• **Written task**
Repeat the full listing below verbatim and keep the images out.

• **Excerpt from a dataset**
----
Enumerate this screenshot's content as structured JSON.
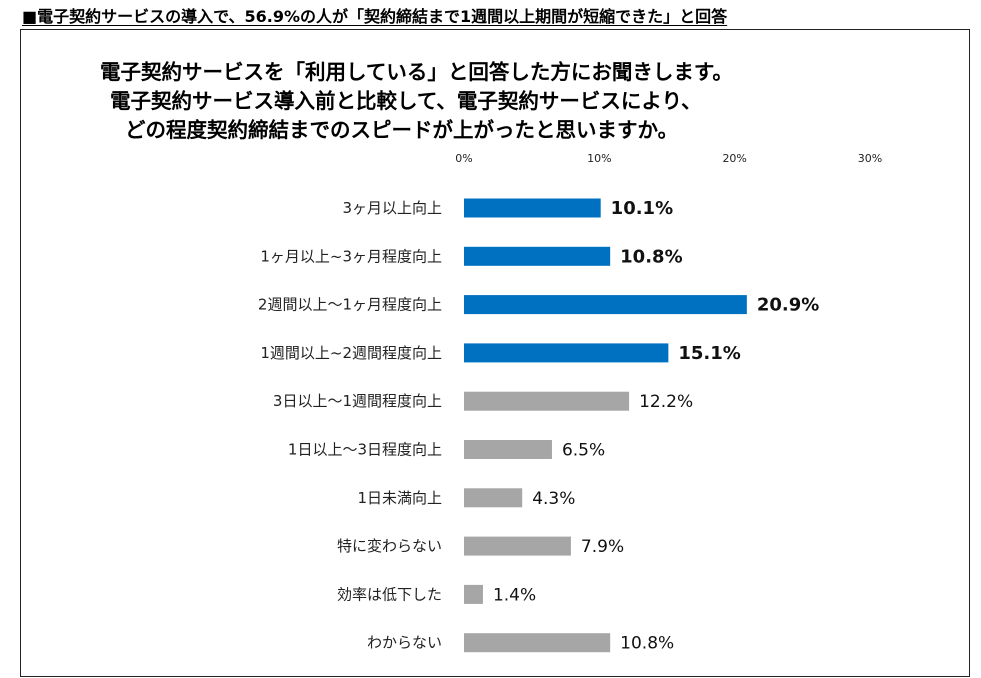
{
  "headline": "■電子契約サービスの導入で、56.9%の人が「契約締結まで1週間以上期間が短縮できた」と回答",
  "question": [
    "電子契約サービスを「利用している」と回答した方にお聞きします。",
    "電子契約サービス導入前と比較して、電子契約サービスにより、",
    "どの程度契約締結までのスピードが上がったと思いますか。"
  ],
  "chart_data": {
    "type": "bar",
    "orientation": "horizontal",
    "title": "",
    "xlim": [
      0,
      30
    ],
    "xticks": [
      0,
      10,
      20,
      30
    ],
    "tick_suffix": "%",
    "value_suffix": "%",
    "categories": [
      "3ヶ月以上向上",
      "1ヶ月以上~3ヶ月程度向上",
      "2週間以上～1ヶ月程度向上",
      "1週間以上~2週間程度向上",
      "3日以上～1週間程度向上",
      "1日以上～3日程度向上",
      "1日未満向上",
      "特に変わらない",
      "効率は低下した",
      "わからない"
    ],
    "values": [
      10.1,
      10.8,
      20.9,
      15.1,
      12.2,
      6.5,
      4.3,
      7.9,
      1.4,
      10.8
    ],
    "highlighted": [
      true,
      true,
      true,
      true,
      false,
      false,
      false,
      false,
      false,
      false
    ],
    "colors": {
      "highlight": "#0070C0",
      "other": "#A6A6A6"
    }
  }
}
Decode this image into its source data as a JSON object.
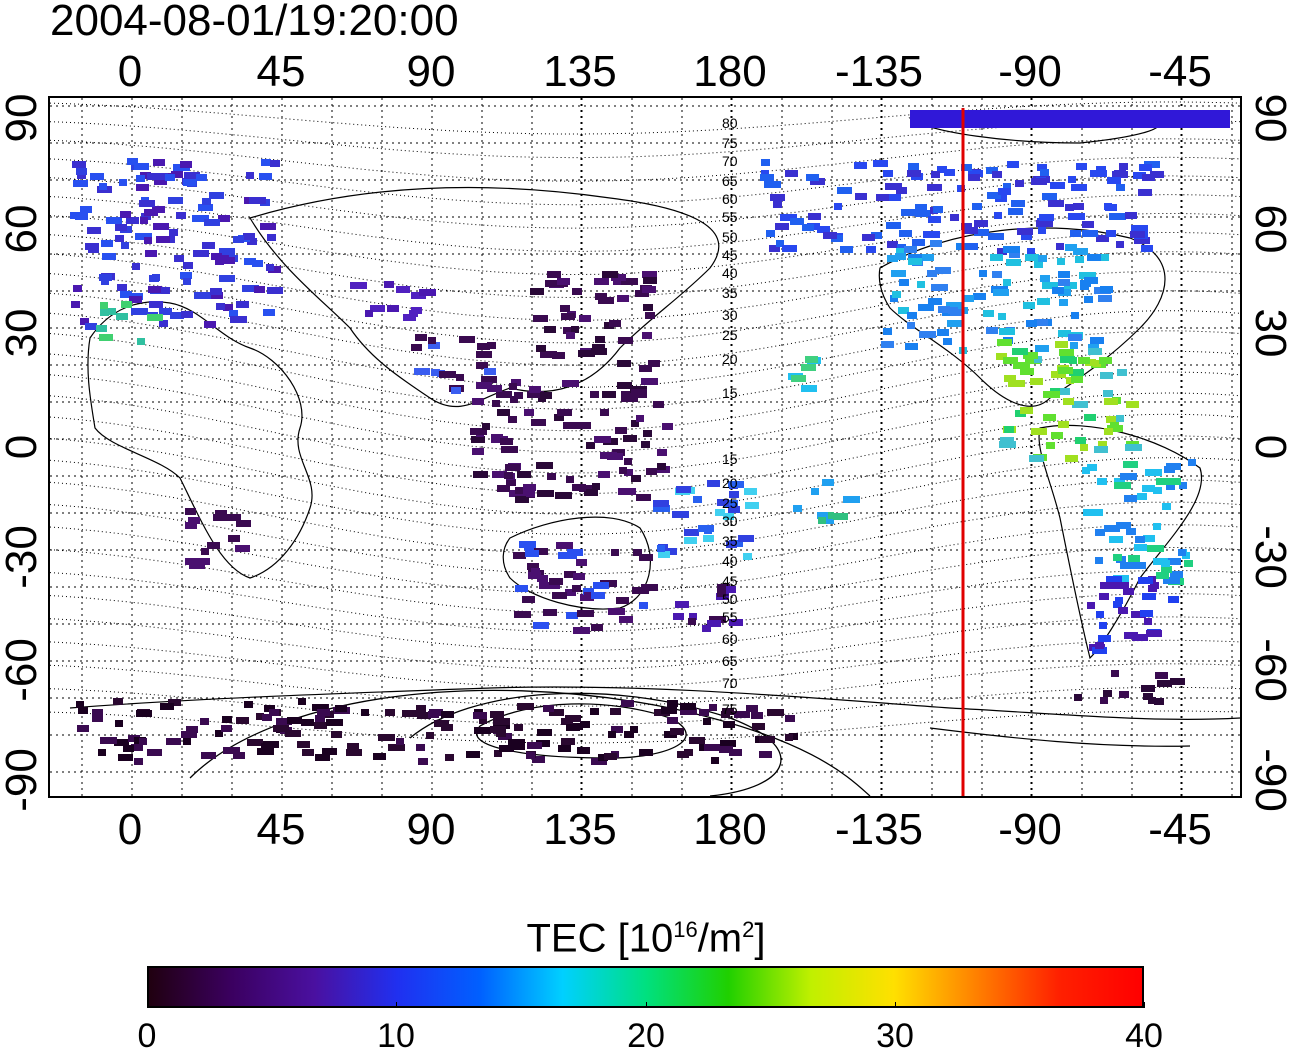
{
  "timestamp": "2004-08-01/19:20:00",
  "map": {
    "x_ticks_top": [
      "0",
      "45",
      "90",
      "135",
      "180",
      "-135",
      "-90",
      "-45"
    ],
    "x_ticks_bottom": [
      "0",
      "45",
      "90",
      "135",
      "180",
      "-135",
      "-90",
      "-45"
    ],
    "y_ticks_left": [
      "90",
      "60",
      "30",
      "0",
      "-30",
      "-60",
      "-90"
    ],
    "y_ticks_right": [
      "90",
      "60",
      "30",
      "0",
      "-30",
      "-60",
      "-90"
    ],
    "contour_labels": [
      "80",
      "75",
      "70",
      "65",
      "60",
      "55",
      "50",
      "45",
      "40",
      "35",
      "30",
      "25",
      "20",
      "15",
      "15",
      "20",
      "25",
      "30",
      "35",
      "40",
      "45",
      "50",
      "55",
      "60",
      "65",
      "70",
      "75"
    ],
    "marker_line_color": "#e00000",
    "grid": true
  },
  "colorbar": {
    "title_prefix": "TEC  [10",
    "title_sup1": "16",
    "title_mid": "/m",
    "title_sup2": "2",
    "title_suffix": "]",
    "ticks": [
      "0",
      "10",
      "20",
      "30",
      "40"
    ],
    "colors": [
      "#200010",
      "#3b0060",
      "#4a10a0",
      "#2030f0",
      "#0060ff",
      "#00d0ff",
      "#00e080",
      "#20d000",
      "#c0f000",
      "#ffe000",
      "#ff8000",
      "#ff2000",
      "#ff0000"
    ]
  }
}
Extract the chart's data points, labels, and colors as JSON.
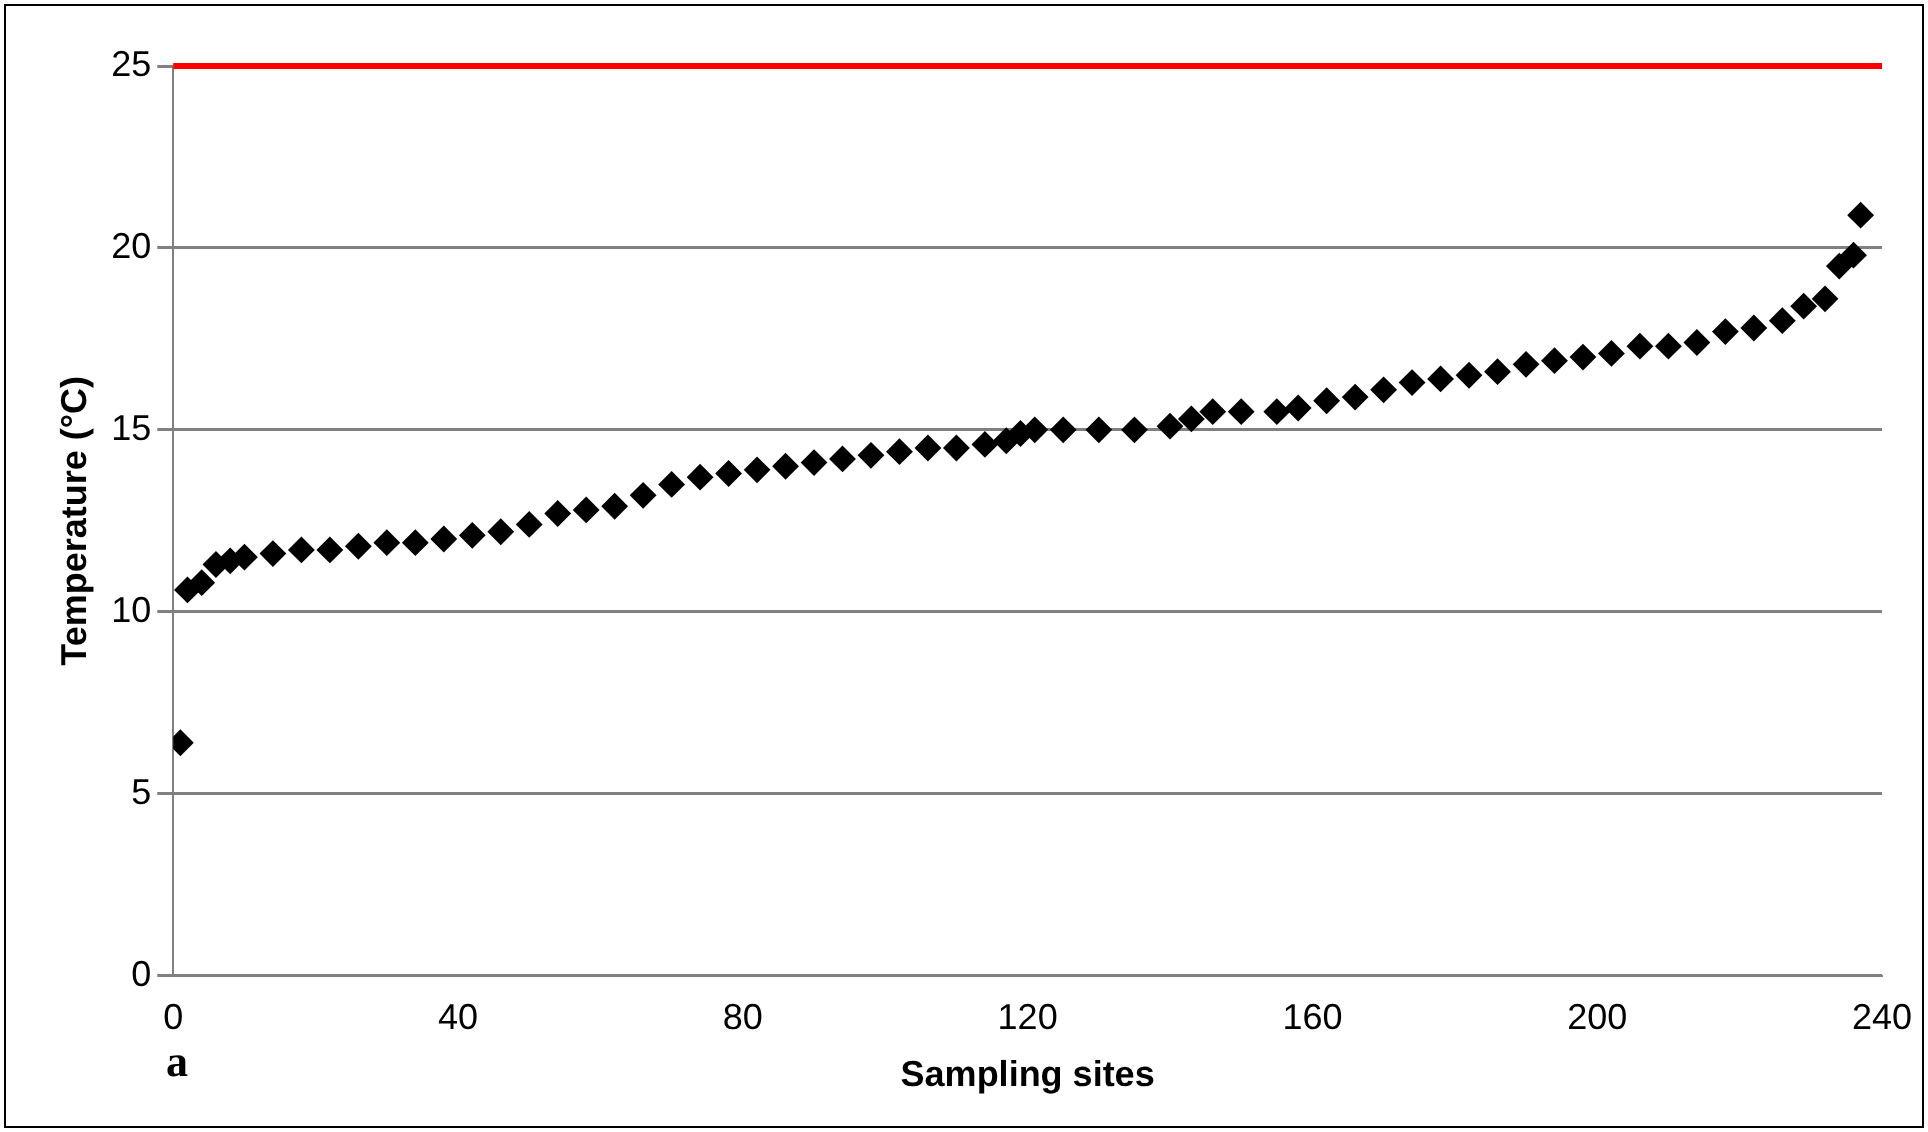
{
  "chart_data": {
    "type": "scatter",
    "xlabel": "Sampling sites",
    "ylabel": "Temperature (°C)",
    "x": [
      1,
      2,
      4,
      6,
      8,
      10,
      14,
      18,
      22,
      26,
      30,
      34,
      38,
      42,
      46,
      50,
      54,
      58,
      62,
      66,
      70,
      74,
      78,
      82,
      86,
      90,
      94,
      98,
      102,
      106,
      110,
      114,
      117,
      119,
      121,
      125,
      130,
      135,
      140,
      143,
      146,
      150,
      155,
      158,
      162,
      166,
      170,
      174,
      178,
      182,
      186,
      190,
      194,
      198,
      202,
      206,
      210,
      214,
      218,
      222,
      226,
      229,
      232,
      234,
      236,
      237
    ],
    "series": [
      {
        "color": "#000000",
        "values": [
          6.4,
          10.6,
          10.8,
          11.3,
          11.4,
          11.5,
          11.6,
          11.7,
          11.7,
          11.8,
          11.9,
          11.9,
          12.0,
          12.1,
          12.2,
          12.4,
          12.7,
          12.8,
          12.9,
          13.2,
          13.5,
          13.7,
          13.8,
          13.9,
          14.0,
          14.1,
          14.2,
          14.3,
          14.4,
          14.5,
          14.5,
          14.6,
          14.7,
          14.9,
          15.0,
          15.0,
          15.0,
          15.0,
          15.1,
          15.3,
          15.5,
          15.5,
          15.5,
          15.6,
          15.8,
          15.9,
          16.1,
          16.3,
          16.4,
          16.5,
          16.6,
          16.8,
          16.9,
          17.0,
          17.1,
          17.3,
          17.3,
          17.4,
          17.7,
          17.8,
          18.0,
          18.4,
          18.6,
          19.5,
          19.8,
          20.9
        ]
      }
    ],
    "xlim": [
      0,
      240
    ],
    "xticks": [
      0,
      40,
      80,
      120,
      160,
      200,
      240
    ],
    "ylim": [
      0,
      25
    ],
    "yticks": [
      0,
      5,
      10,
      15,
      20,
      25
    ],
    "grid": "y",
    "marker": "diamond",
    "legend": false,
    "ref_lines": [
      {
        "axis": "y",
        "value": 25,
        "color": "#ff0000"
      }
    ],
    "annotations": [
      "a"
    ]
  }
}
----
• **Solution to the exercise**
Enumerate this screenshot's content as structured JSON.
{
  "headline": "■電子契約サービスの導入で、56.9%の人が「契約締結まで1週間以上期間が短縮できた」と回答",
  "question": [
    "電子契約サービスを「利用している」と回答した方にお聞きします。",
    "電子契約サービス導入前と比較して、電子契約サービスにより、",
    "どの程度契約締結までのスピードが上がったと思いますか。"
  ],
  "chart_data": {
    "type": "bar",
    "orientation": "horizontal",
    "title": "",
    "xlim": [
      0,
      30
    ],
    "xticks": [
      0,
      10,
      20,
      30
    ],
    "tick_suffix": "%",
    "value_suffix": "%",
    "categories": [
      "3ヶ月以上向上",
      "1ヶ月以上~3ヶ月程度向上",
      "2週間以上～1ヶ月程度向上",
      "1週間以上~2週間程度向上",
      "3日以上～1週間程度向上",
      "1日以上～3日程度向上",
      "1日未満向上",
      "特に変わらない",
      "効率は低下した",
      "わからない"
    ],
    "values": [
      10.1,
      10.8,
      20.9,
      15.1,
      12.2,
      6.5,
      4.3,
      7.9,
      1.4,
      10.8
    ],
    "highlighted": [
      true,
      true,
      true,
      true,
      false,
      false,
      false,
      false,
      false,
      false
    ],
    "colors": {
      "highlight": "#0070C0",
      "other": "#A6A6A6"
    }
  }
}
Decode this image into its source data as a JSON object.
{
  "timestamp": "2004-08-01/19:20:00",
  "map": {
    "x_ticks_top": [
      "0",
      "45",
      "90",
      "135",
      "180",
      "-135",
      "-90",
      "-45"
    ],
    "x_ticks_bottom": [
      "0",
      "45",
      "90",
      "135",
      "180",
      "-135",
      "-90",
      "-45"
    ],
    "y_ticks_left": [
      "90",
      "60",
      "30",
      "0",
      "-30",
      "-60",
      "-90"
    ],
    "y_ticks_right": [
      "90",
      "60",
      "30",
      "0",
      "-30",
      "-60",
      "-90"
    ],
    "contour_labels": [
      "80",
      "75",
      "70",
      "65",
      "60",
      "55",
      "50",
      "45",
      "40",
      "35",
      "30",
      "25",
      "20",
      "15",
      "15",
      "20",
      "25",
      "30",
      "35",
      "40",
      "45",
      "50",
      "55",
      "60",
      "65",
      "70",
      "75"
    ],
    "marker_line_color": "#e00000",
    "grid": true
  },
  "colorbar": {
    "title_prefix": "TEC  [10",
    "title_sup1": "16",
    "title_mid": "/m",
    "title_sup2": "2",
    "title_suffix": "]",
    "ticks": [
      "0",
      "10",
      "20",
      "30",
      "40"
    ],
    "colors": [
      "#200010",
      "#3b0060",
      "#4a10a0",
      "#2030f0",
      "#0060ff",
      "#00d0ff",
      "#00e080",
      "#20d000",
      "#c0f000",
      "#ffe000",
      "#ff8000",
      "#ff2000",
      "#ff0000"
    ]
  }
}
Extract the chart's data points, labels, and colors as JSON.
{
  "chart_data": {
    "type": "scatter",
    "xlabel": "Sampling sites",
    "ylabel": "Temperature (°C)",
    "x": [
      1,
      2,
      4,
      6,
      8,
      10,
      14,
      18,
      22,
      26,
      30,
      34,
      38,
      42,
      46,
      50,
      54,
      58,
      62,
      66,
      70,
      74,
      78,
      82,
      86,
      90,
      94,
      98,
      102,
      106,
      110,
      114,
      117,
      119,
      121,
      125,
      130,
      135,
      140,
      143,
      146,
      150,
      155,
      158,
      162,
      166,
      170,
      174,
      178,
      182,
      186,
      190,
      194,
      198,
      202,
      206,
      210,
      214,
      218,
      222,
      226,
      229,
      232,
      234,
      236,
      237
    ],
    "series": [
      {
        "color": "#000000",
        "values": [
          6.4,
          10.6,
          10.8,
          11.3,
          11.4,
          11.5,
          11.6,
          11.7,
          11.7,
          11.8,
          11.9,
          11.9,
          12.0,
          12.1,
          12.2,
          12.4,
          12.7,
          12.8,
          12.9,
          13.2,
          13.5,
          13.7,
          13.8,
          13.9,
          14.0,
          14.1,
          14.2,
          14.3,
          14.4,
          14.5,
          14.5,
          14.6,
          14.7,
          14.9,
          15.0,
          15.0,
          15.0,
          15.0,
          15.1,
          15.3,
          15.5,
          15.5,
          15.5,
          15.6,
          15.8,
          15.9,
          16.1,
          16.3,
          16.4,
          16.5,
          16.6,
          16.8,
          16.9,
          17.0,
          17.1,
          17.3,
          17.3,
          17.4,
          17.7,
          17.8,
          18.0,
          18.4,
          18.6,
          19.5,
          19.8,
          20.9
        ]
      }
    ],
    "xlim": [
      0,
      240
    ],
    "xticks": [
      0,
      40,
      80,
      120,
      160,
      200,
      240
    ],
    "ylim": [
      0,
      25
    ],
    "yticks": [
      0,
      5,
      10,
      15,
      20,
      25
    ],
    "grid": "y",
    "marker": "diamond",
    "legend": false,
    "ref_lines": [
      {
        "axis": "y",
        "value": 25,
        "color": "#ff0000"
      }
    ],
    "annotations": [
      "a"
    ]
  }
}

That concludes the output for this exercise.